# Data section
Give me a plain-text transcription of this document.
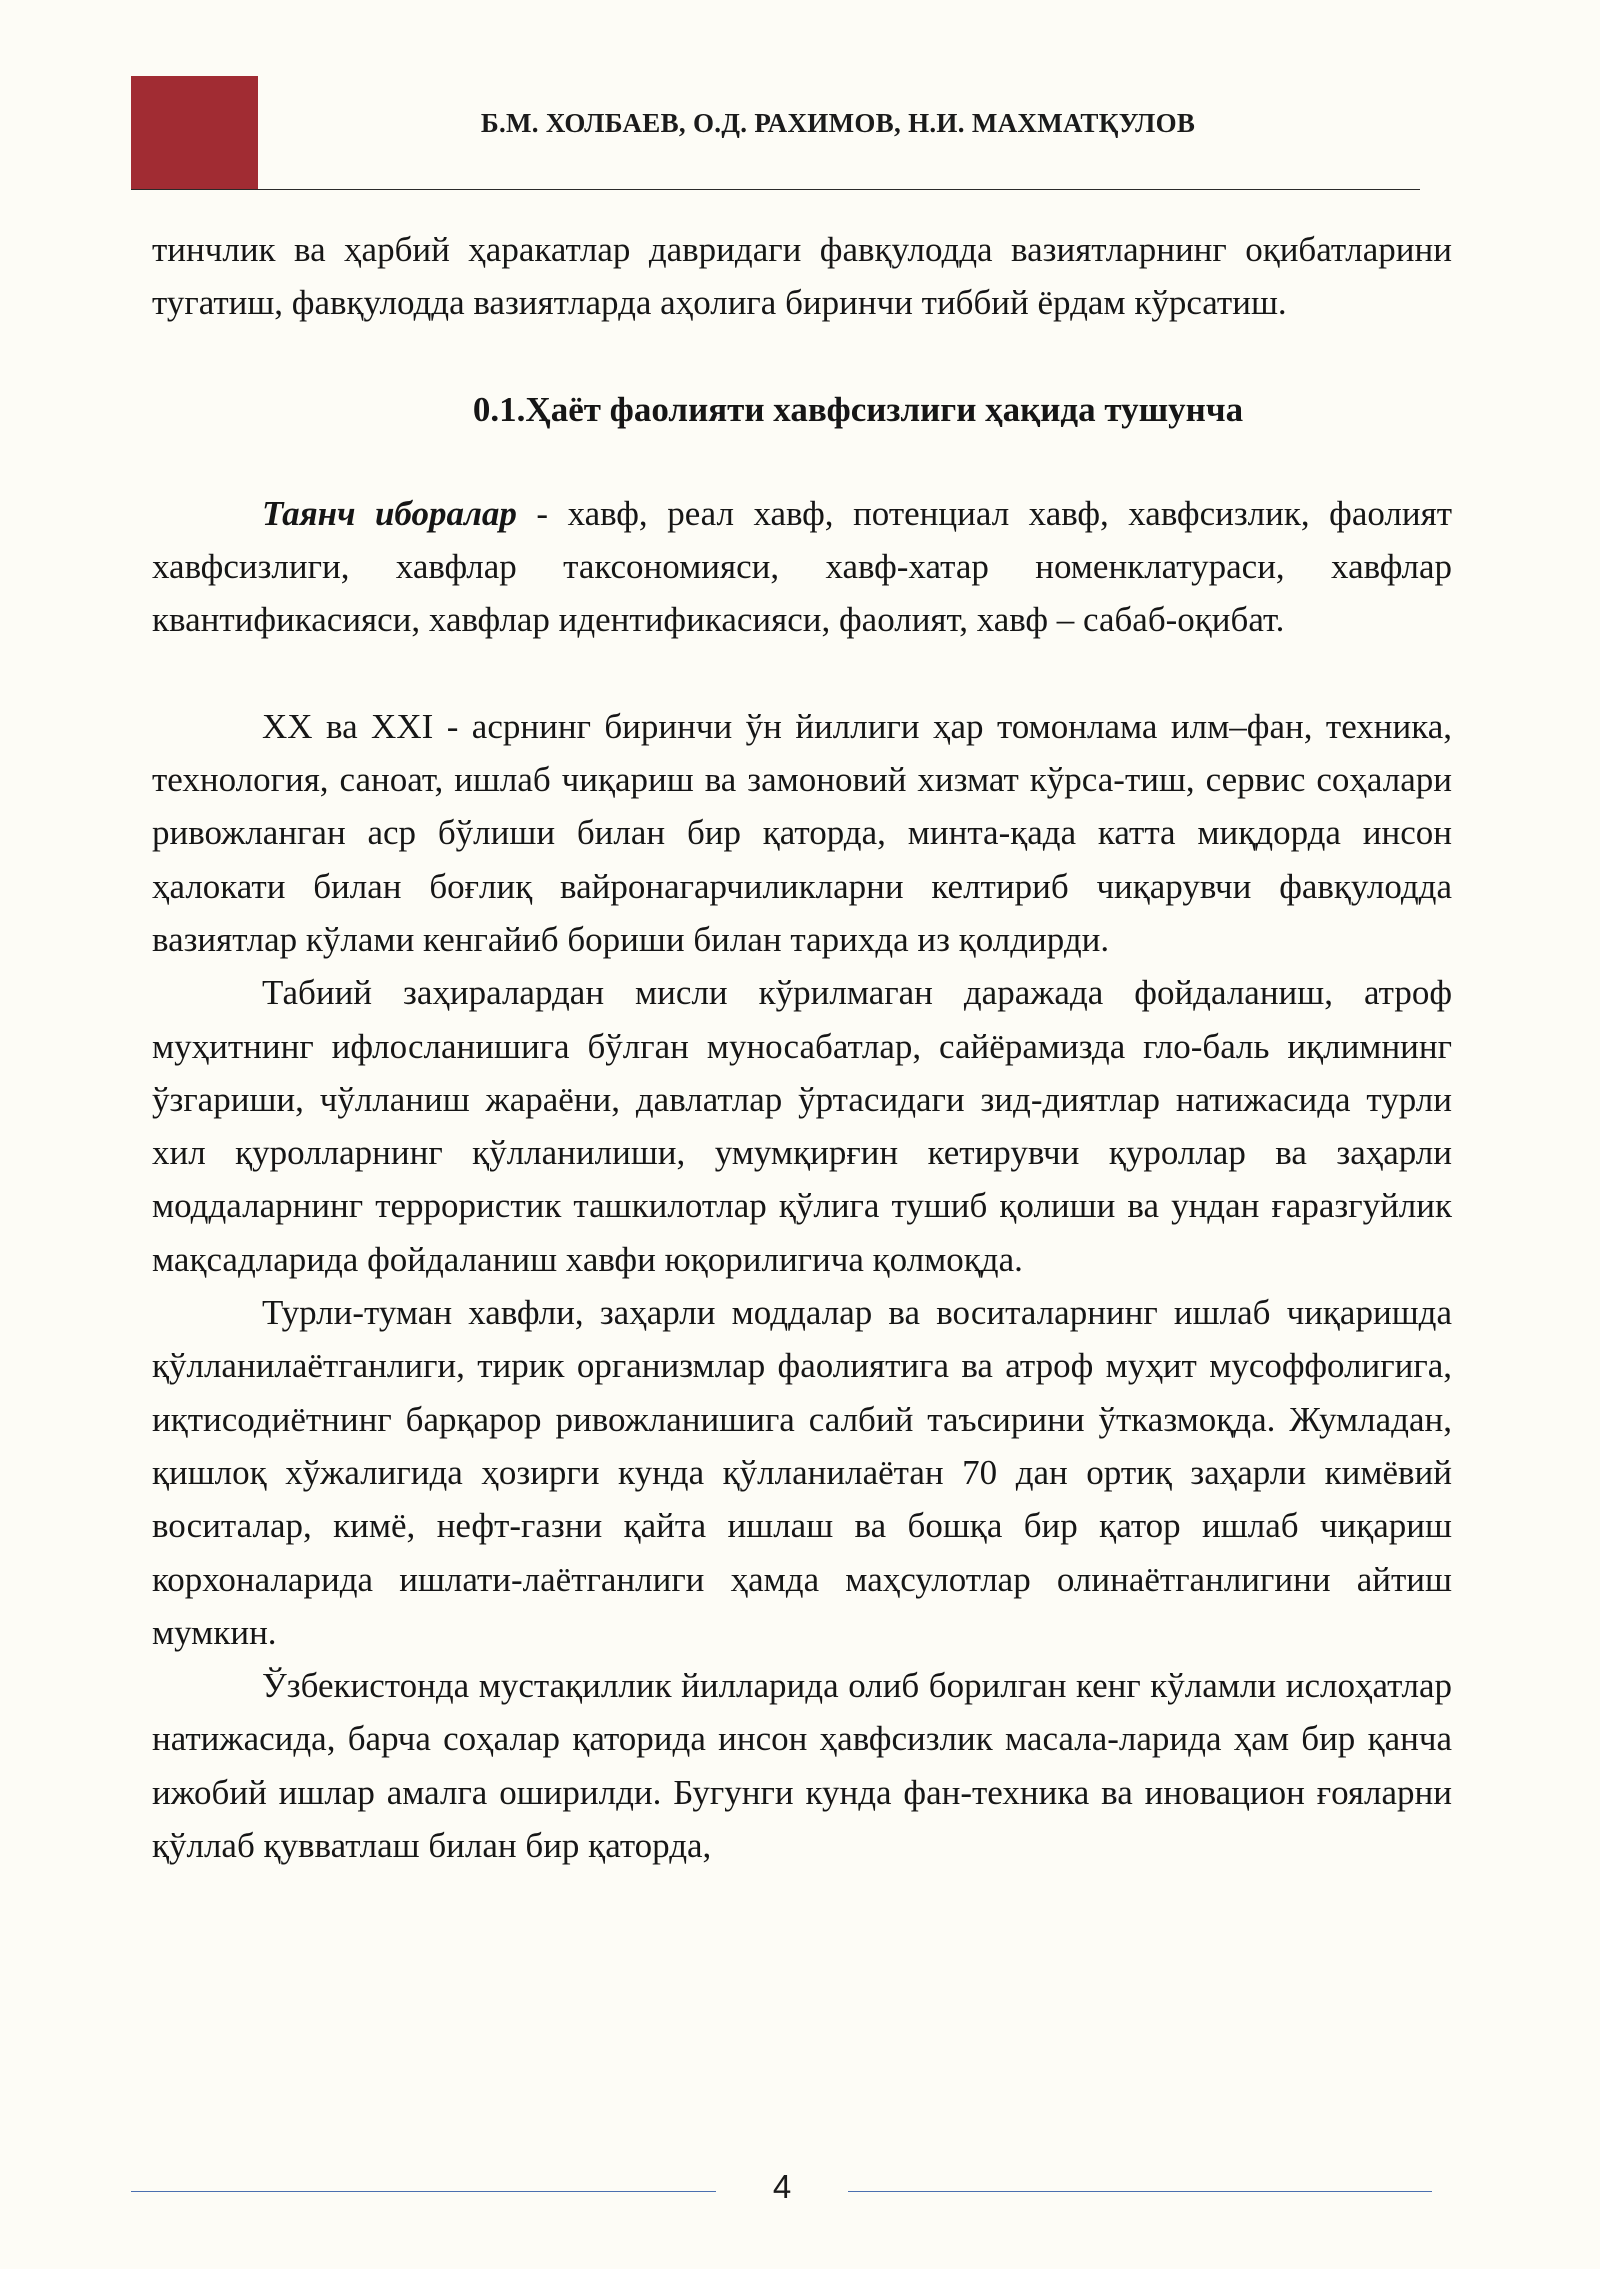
Б.М. ХОЛБАЕВ, О.Д. РАХИМОВ, Н.И. МАХМАТҚУЛОВ

тинчлик ва ҳарбий ҳаракатлар давридаги фавқулодда вазиятларнинг оқибатларини тугатиш, фавқулодда вазиятларда аҳолига биринчи тиббий ёрдам кўрсатиш.

0.1.Ҳаёт фаолияти хавфсизлиги ҳақида тушунча

Таянч иборалар - хавф, реал хавф, потенциал хавф, хавфсизлик, фаолият хавфсизлиги, хавфлар таксономияси, хавф-хатар номенклатураси, хавфлар квантификасияси, хавфлар идентификасияси, фаолият, хавф – сабаб-оқибат.

XX ва XXI - асрнинг биринчи ўн йиллиги ҳар томонлама илм–фан, техника, технология, саноат, ишлаб чиқариш ва замоновий хизмат кўрса-тиш, сервис соҳалари ривожланган аср бўлиши билан бир қаторда, минта-қада катта миқдорда инсон ҳалокати билан боғлиқ вайронагарчиликларни келтириб чиқарувчи фавқулодда вазиятлар кўлами кенгайиб бориши билан тарихда из қолдирди.

Табиий заҳиралардан мисли кўрилмаган даражада фойдаланиш, атроф муҳитнинг ифлосланишига бўлган муносабатлар, сайёрамизда гло-баль иқлимнинг ўзгариши, чўлланиш жараёни, давлатлар ўртасидаги зид-диятлар натижасида турли хил қуролларнинг қўлланилиши, умумқирғин кетирувчи қуроллар ва заҳарли моддаларнинг террористик ташкилотлар қўлига тушиб қолиши ва ундан ғаразгуйлик мақсадларида фойдаланиш хавфи юқорилигича қолмоқда.

Турли-туман хавфли, заҳарли моддалар ва воситаларнинг ишлаб чиқаришда қўлланилаётганлиги, тирик организмлар фаолиятига ва атроф муҳит мусоффолигига, иқтисодиётнинг барқарор ривожланишига салбий таъсирини ўтказмоқда. Жумладан, қишлоқ хўжалигида ҳозирги кунда қўлланилаётан 70 дан ортиқ заҳарли кимёвий воситалар, кимё, нефт-газни қайта ишлаш ва бошқа бир қатор ишлаб чиқариш корхоналарида ишлати-лаётганлиги ҳамда маҳсулотлар олинаётганлигини айтиш мумкин.

Ўзбекистонда мустақиллик йилларида олиб борилган кенг кўламли ислоҳатлар натижасида, барча соҳалар қаторида инсон ҳавфсизлик масала-ларида ҳам бир қанча ижобий ишлар амалга оширилди. Бугунги кунда фан-техника ва иновацион ғояларни қўллаб қувватлаш билан бир қаторда,

4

# Request
Your task is to reproduce all of the material exactly. The pictures stay out.

# Written response
Give me a plain-text transcription of this document.
Б.М. ХОЛБАЕВ, О.Д. РАХИМОВ, Н.И. МАХМАТҚУЛОВ

тинчлик ва ҳарбий ҳаракатлар давридаги фавқулодда вазиятларнинг оқибатларини тугатиш, фавқулодда вазиятларда аҳолига биринчи тиббий ёрдам кўрсатиш.

0.1.Ҳаёт фаолияти хавфсизлиги ҳақида тушунча

Таянч иборалар - хавф, реал хавф, потенциал хавф, хавфсизлик, фаолият хавфсизлиги, хавфлар таксономияси, хавф-хатар номенклатураси, хавфлар квантификасияси, хавфлар идентификасияси, фаолият, хавф – сабаб-оқибат.

XX ва XXI - асрнинг биринчи ўн йиллиги ҳар томонлама илм–фан, техника, технология, саноат, ишлаб чиқариш ва замоновий хизмат кўрса-тиш, сервис соҳалари ривожланган аср бўлиши билан бир қаторда, минта-қада катта миқдорда инсон ҳалокати билан боғлиқ вайронагарчиликларни келтириб чиқарувчи фавқулодда вазиятлар кўлами кенгайиб бориши билан тарихда из қолдирди.

Табиий заҳиралардан мисли кўрилмаган даражада фойдаланиш, атроф муҳитнинг ифлосланишига бўлган муносабатлар, сайёрамизда гло-баль иқлимнинг ўзгариши, чўлланиш жараёни, давлатлар ўртасидаги зид-диятлар натижасида турли хил қуролларнинг қўлланилиши, умумқирғин кетирувчи қуроллар ва заҳарли моддаларнинг террористик ташкилотлар қўлига тушиб қолиши ва ундан ғаразгуйлик мақсадларида фойдаланиш хавфи юқорилигича қолмоқда.

Турли-туман хавфли, заҳарли моддалар ва воситаларнинг ишлаб чиқаришда қўлланилаётганлиги, тирик организмлар фаолиятига ва атроф муҳит мусоффолигига, иқтисодиётнинг барқарор ривожланишига салбий таъсирини ўтказмоқда. Жумладан, қишлоқ хўжалигида ҳозирги кунда қўлланилаётан 70 дан ортиқ заҳарли кимёвий воситалар, кимё, нефт-газни қайта ишлаш ва бошқа бир қатор ишлаб чиқариш корхоналарида ишлати-лаётганлиги ҳамда маҳсулотлар олинаётганлигини айтиш мумкин.

Ўзбекистонда мустақиллик йилларида олиб борилган кенг кўламли ислоҳатлар натижасида, барча соҳалар қаторида инсон ҳавфсизлик масала-ларида ҳам бир қанча ижобий ишлар амалга оширилди. Бугунги кунда фан-техника ва иновацион ғояларни қўллаб қувватлаш билан бир қаторда,

4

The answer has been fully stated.